- **TASK**
Determine how many lines contain the string "component" and reply with that number alone.
===== RECORDS TO USE
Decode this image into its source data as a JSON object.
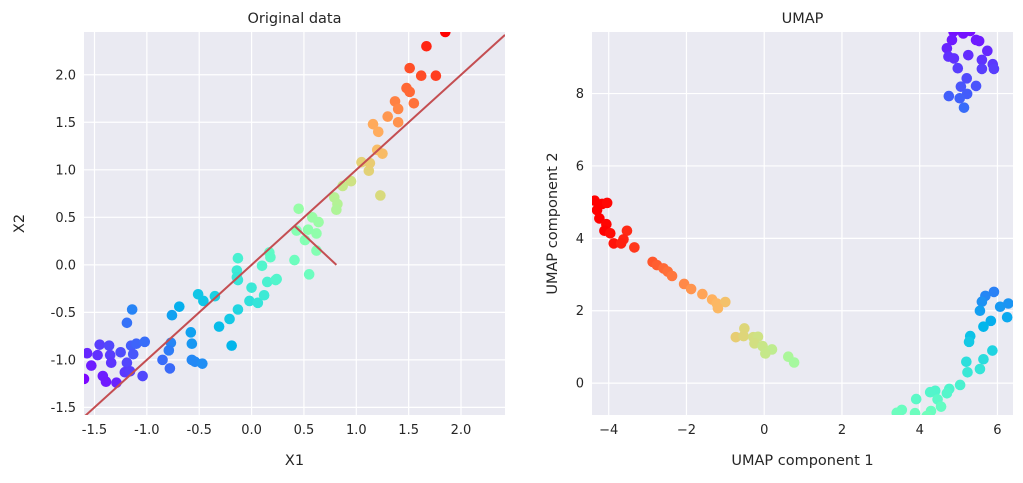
{
  "chart_data": [
    {
      "type": "scatter",
      "title": "Original data",
      "xlabel": "X1",
      "ylabel": "X2",
      "xlim": [
        -1.6,
        2.42
      ],
      "ylim": [
        -1.58,
        2.45
      ],
      "xticks": [
        "-1.5",
        "-1.0",
        "-0.5",
        "0.0",
        "0.5",
        "1.0",
        "1.5",
        "2.0"
      ],
      "yticks": [
        "-1.5",
        "-1.0",
        "-0.5",
        "0.0",
        "0.5",
        "1.0",
        "1.5",
        "2.0"
      ],
      "grid": true,
      "background": "#eaeaf2",
      "colormap": "rainbow",
      "lines": [
        {
          "points": [
            [
              -1.6,
              -1.6
            ],
            [
              2.42,
              2.42
            ]
          ],
          "color": "#c44e52"
        },
        {
          "points": [
            [
              0.41,
              0.41
            ],
            [
              0.81,
              0.0
            ]
          ],
          "color": "#c44e52"
        }
      ],
      "points": [
        [
          -1.14,
          -0.47
        ],
        [
          -1.19,
          -0.61
        ],
        [
          -0.76,
          -0.53
        ],
        [
          -0.69,
          -0.44
        ],
        [
          -0.51,
          -0.31
        ],
        [
          -0.46,
          -0.38
        ],
        [
          -0.35,
          -0.33
        ],
        [
          -0.58,
          -0.71
        ],
        [
          -0.57,
          -0.83
        ],
        [
          -0.77,
          -0.82
        ],
        [
          -0.79,
          -0.9
        ],
        [
          -0.85,
          -1.0
        ],
        [
          -0.78,
          -1.09
        ],
        [
          -0.57,
          -1.0
        ],
        [
          -0.54,
          -1.02
        ],
        [
          -0.47,
          -1.04
        ],
        [
          -0.31,
          -0.65
        ],
        [
          -0.21,
          -0.57
        ],
        [
          -0.13,
          -0.47
        ],
        [
          -0.19,
          -0.85
        ],
        [
          -0.13,
          -0.16
        ],
        [
          0.0,
          -0.24
        ],
        [
          -0.02,
          -0.38
        ],
        [
          0.06,
          -0.4
        ],
        [
          0.12,
          -0.32
        ],
        [
          0.15,
          -0.18
        ],
        [
          0.23,
          -0.16
        ],
        [
          -1.45,
          -0.84
        ],
        [
          -1.36,
          -0.85
        ],
        [
          -1.57,
          -0.93
        ],
        [
          -1.47,
          -0.95
        ],
        [
          -1.35,
          -0.95
        ],
        [
          -1.25,
          -0.92
        ],
        [
          -1.15,
          -0.85
        ],
        [
          -1.1,
          -0.83
        ],
        [
          -1.02,
          -0.81
        ],
        [
          -1.13,
          -0.94
        ],
        [
          -1.53,
          -1.06
        ],
        [
          -1.34,
          -1.03
        ],
        [
          -1.19,
          -1.03
        ],
        [
          -1.21,
          -1.13
        ],
        [
          -1.16,
          -1.12
        ],
        [
          -1.6,
          -1.2
        ],
        [
          -1.42,
          -1.17
        ],
        [
          -1.39,
          -1.23
        ],
        [
          -1.29,
          -1.24
        ],
        [
          -1.04,
          -1.17
        ],
        [
          -0.13,
          0.07
        ],
        [
          -0.14,
          -0.06
        ],
        [
          -0.14,
          -0.13
        ],
        [
          0.1,
          -0.01
        ],
        [
          0.17,
          0.13
        ],
        [
          0.18,
          0.08
        ],
        [
          0.24,
          -0.15
        ],
        [
          0.41,
          0.05
        ],
        [
          0.45,
          0.59
        ],
        [
          0.43,
          0.36
        ],
        [
          0.55,
          -0.1
        ],
        [
          0.54,
          0.37
        ],
        [
          0.58,
          0.5
        ],
        [
          0.64,
          0.45
        ],
        [
          0.62,
          0.33
        ],
        [
          0.51,
          0.26
        ],
        [
          0.62,
          0.15
        ],
        [
          0.79,
          0.71
        ],
        [
          0.82,
          0.64
        ],
        [
          0.81,
          0.58
        ],
        [
          0.87,
          0.83
        ],
        [
          0.95,
          0.88
        ],
        [
          1.23,
          0.73
        ],
        [
          1.12,
          0.99
        ],
        [
          1.05,
          1.08
        ],
        [
          1.13,
          1.07
        ],
        [
          1.85,
          2.45
        ],
        [
          1.67,
          2.3
        ],
        [
          1.51,
          2.07
        ],
        [
          1.62,
          1.99
        ],
        [
          1.76,
          1.99
        ],
        [
          1.48,
          1.86
        ],
        [
          1.51,
          1.82
        ],
        [
          1.37,
          1.72
        ],
        [
          1.4,
          1.64
        ],
        [
          1.55,
          1.7
        ],
        [
          1.3,
          1.56
        ],
        [
          1.4,
          1.5
        ],
        [
          1.16,
          1.48
        ],
        [
          1.21,
          1.4
        ],
        [
          1.2,
          1.21
        ],
        [
          1.25,
          1.17
        ]
      ]
    },
    {
      "type": "scatter",
      "title": "UMAP",
      "xlabel": "UMAP component 1",
      "ylabel": "UMAP component 2",
      "xlim": [
        -4.43,
        6.4
      ],
      "ylim": [
        -0.88,
        9.7
      ],
      "xticks": [
        "−4",
        "−2",
        "0",
        "2",
        "4",
        "6"
      ],
      "yticks": [
        "0",
        "2",
        "4",
        "6",
        "8"
      ],
      "grid": true,
      "background": "#eaeaf2",
      "colormap": "rainbow",
      "points": [
        [
          -4.36,
          5.04
        ],
        [
          -4.17,
          4.95
        ],
        [
          -4.04,
          4.98
        ],
        [
          -4.3,
          4.78
        ],
        [
          -4.24,
          4.55
        ],
        [
          -4.06,
          4.39
        ],
        [
          -4.11,
          4.21
        ],
        [
          -3.96,
          4.14
        ],
        [
          -3.53,
          4.21
        ],
        [
          -3.62,
          3.97
        ],
        [
          -3.87,
          3.86
        ],
        [
          -3.68,
          3.86
        ],
        [
          -3.34,
          3.75
        ],
        [
          -2.87,
          3.35
        ],
        [
          -2.76,
          3.26
        ],
        [
          -2.59,
          3.17
        ],
        [
          -2.48,
          3.08
        ],
        [
          -2.37,
          2.96
        ],
        [
          -2.06,
          2.74
        ],
        [
          -1.88,
          2.6
        ],
        [
          -1.59,
          2.46
        ],
        [
          -1.34,
          2.31
        ],
        [
          -1.22,
          2.2
        ],
        [
          -1.0,
          2.24
        ],
        [
          -1.19,
          2.07
        ],
        [
          -0.51,
          1.51
        ],
        [
          -0.73,
          1.27
        ],
        [
          -0.53,
          1.3
        ],
        [
          -0.28,
          1.27
        ],
        [
          -0.16,
          1.28
        ],
        [
          -0.25,
          1.1
        ],
        [
          -0.04,
          1.02
        ],
        [
          0.2,
          0.93
        ],
        [
          0.03,
          0.82
        ],
        [
          0.62,
          0.73
        ],
        [
          0.77,
          0.57
        ],
        [
          5.91,
          2.52
        ],
        [
          5.69,
          2.41
        ],
        [
          5.6,
          2.25
        ],
        [
          5.55,
          2.0
        ],
        [
          6.07,
          2.11
        ],
        [
          6.28,
          2.2
        ],
        [
          6.25,
          1.82
        ],
        [
          5.83,
          1.72
        ],
        [
          5.64,
          1.56
        ],
        [
          5.3,
          1.3
        ],
        [
          5.27,
          1.14
        ],
        [
          5.87,
          0.9
        ],
        [
          5.64,
          0.66
        ],
        [
          5.2,
          0.59
        ],
        [
          5.55,
          0.39
        ],
        [
          5.23,
          0.3
        ],
        [
          5.04,
          -0.05
        ],
        [
          4.76,
          -0.16
        ],
        [
          4.7,
          -0.28
        ],
        [
          4.4,
          -0.21
        ],
        [
          4.27,
          -0.25
        ],
        [
          4.46,
          -0.45
        ],
        [
          4.55,
          -0.65
        ],
        [
          3.91,
          -0.44
        ],
        [
          3.88,
          -0.83
        ],
        [
          4.29,
          -0.77
        ],
        [
          3.54,
          -0.74
        ],
        [
          3.41,
          -0.82
        ],
        [
          4.18,
          -0.91
        ],
        [
          4.87,
          9.71
        ],
        [
          5.12,
          9.66
        ],
        [
          5.3,
          9.73
        ],
        [
          4.83,
          9.48
        ],
        [
          5.45,
          9.48
        ],
        [
          5.53,
          9.45
        ],
        [
          4.7,
          9.25
        ],
        [
          4.74,
          9.02
        ],
        [
          4.88,
          8.97
        ],
        [
          5.25,
          9.06
        ],
        [
          5.74,
          9.18
        ],
        [
          5.6,
          8.93
        ],
        [
          5.88,
          8.81
        ],
        [
          5.91,
          8.68
        ],
        [
          5.6,
          8.68
        ],
        [
          4.98,
          8.7
        ],
        [
          5.21,
          8.42
        ],
        [
          5.45,
          8.21
        ],
        [
          5.06,
          8.19
        ],
        [
          5.22,
          7.99
        ],
        [
          4.75,
          7.93
        ],
        [
          5.03,
          7.87
        ],
        [
          5.14,
          7.61
        ]
      ]
    }
  ]
}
==========
- **FINISHED TASK**
2